_EXERCISE DESCRIPTION_
Pull every line containing the word "content" from the records.

_MATERIAL PROVIDED_
[start]
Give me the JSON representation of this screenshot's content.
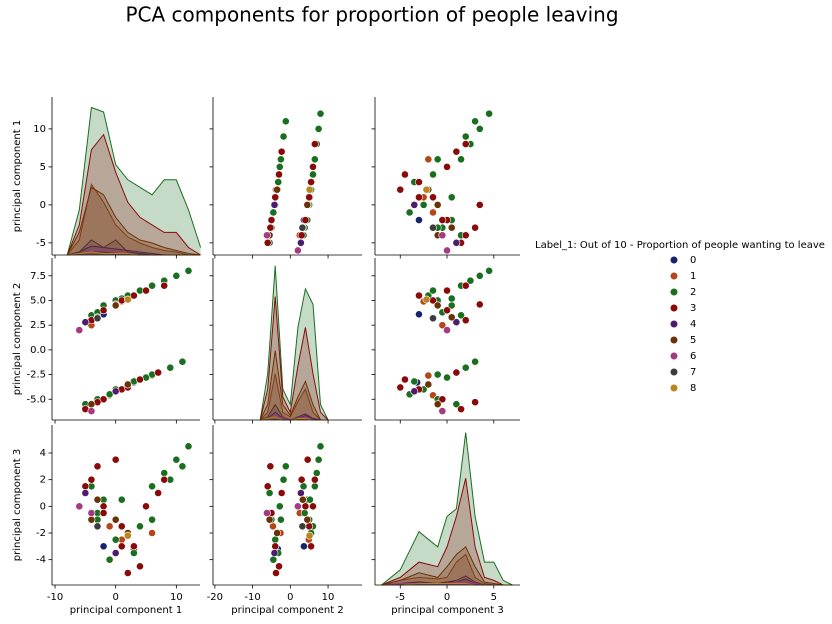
[end]
[start]
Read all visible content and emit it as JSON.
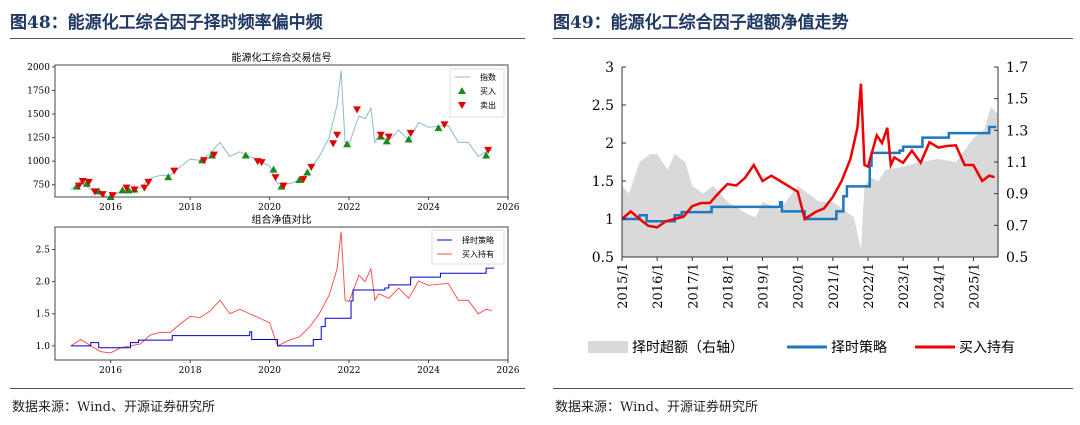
[end]
[start]
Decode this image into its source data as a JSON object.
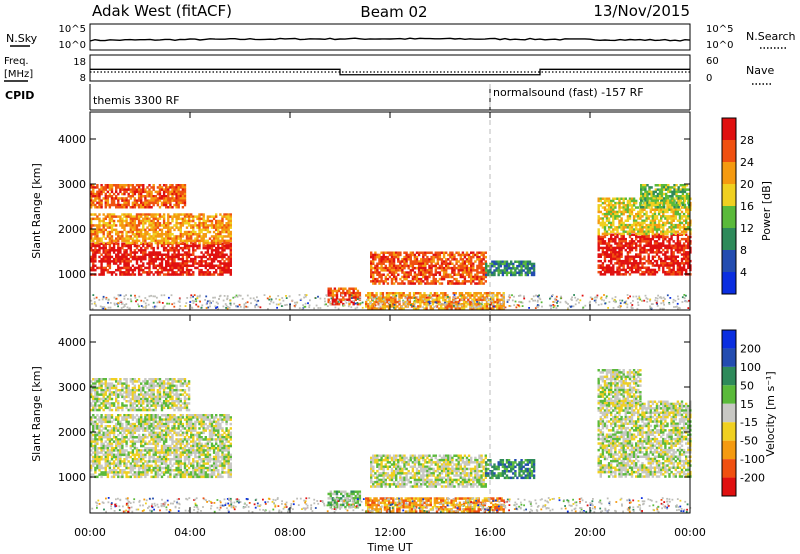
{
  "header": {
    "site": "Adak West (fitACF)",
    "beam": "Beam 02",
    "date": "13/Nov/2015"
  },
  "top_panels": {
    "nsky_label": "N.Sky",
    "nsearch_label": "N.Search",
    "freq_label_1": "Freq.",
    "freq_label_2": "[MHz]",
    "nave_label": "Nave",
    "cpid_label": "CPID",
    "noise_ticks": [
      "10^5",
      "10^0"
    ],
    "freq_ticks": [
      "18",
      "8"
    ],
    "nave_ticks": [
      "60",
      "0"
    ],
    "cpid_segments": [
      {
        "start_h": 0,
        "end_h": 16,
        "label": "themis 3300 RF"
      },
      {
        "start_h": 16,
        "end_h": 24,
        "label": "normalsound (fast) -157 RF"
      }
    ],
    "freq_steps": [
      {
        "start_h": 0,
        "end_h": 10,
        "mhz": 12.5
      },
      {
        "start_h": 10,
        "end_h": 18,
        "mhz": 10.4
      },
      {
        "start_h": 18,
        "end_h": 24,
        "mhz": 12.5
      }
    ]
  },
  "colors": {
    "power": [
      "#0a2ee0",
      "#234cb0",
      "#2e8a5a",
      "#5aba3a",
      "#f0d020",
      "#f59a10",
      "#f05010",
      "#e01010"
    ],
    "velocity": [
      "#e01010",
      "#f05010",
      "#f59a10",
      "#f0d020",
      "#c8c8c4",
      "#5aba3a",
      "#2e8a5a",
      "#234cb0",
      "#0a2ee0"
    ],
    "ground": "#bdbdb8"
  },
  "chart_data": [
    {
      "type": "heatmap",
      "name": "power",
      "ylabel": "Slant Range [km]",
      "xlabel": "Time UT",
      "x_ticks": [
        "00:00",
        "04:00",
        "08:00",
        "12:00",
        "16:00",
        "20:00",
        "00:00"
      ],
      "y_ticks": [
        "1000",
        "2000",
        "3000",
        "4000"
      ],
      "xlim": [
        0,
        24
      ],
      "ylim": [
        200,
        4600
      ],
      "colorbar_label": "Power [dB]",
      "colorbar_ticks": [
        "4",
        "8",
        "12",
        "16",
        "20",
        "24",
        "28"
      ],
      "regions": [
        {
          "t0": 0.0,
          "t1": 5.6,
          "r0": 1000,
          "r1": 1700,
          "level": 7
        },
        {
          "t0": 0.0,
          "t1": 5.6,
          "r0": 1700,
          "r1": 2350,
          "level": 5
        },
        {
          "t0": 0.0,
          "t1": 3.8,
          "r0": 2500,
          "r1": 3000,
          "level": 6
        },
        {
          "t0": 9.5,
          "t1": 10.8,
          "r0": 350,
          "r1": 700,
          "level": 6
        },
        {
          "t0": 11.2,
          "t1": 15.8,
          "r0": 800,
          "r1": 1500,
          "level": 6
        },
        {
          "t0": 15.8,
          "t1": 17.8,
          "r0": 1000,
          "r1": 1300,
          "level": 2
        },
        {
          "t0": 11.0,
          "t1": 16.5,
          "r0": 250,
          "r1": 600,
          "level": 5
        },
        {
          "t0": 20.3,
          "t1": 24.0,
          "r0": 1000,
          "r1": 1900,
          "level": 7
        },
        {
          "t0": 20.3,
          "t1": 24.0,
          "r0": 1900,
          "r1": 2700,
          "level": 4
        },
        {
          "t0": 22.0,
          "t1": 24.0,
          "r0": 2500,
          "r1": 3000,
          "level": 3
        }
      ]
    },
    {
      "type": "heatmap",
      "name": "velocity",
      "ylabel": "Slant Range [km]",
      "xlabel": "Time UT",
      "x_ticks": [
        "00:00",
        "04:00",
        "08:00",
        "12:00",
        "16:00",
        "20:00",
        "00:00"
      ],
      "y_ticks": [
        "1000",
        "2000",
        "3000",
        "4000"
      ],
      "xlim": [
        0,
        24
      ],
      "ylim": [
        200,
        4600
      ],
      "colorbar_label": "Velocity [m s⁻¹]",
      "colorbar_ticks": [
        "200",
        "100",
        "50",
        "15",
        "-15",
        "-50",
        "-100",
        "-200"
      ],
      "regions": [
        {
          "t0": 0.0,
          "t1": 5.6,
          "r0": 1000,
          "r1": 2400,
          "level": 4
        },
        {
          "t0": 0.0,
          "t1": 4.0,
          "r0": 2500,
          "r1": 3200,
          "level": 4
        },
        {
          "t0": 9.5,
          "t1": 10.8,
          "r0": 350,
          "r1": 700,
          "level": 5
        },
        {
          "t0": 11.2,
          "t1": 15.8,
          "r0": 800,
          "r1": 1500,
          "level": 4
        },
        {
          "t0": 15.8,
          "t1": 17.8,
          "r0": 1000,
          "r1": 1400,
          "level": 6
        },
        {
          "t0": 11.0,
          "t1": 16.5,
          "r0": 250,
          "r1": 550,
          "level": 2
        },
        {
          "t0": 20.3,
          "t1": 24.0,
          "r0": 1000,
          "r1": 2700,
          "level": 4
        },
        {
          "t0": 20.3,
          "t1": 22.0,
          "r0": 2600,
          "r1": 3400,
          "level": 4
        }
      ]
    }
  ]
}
[end]
_PROBLEM SOLUTION_
Give me the JSON representation of this screenshot's content.
Read all visible content and emit it as JSON.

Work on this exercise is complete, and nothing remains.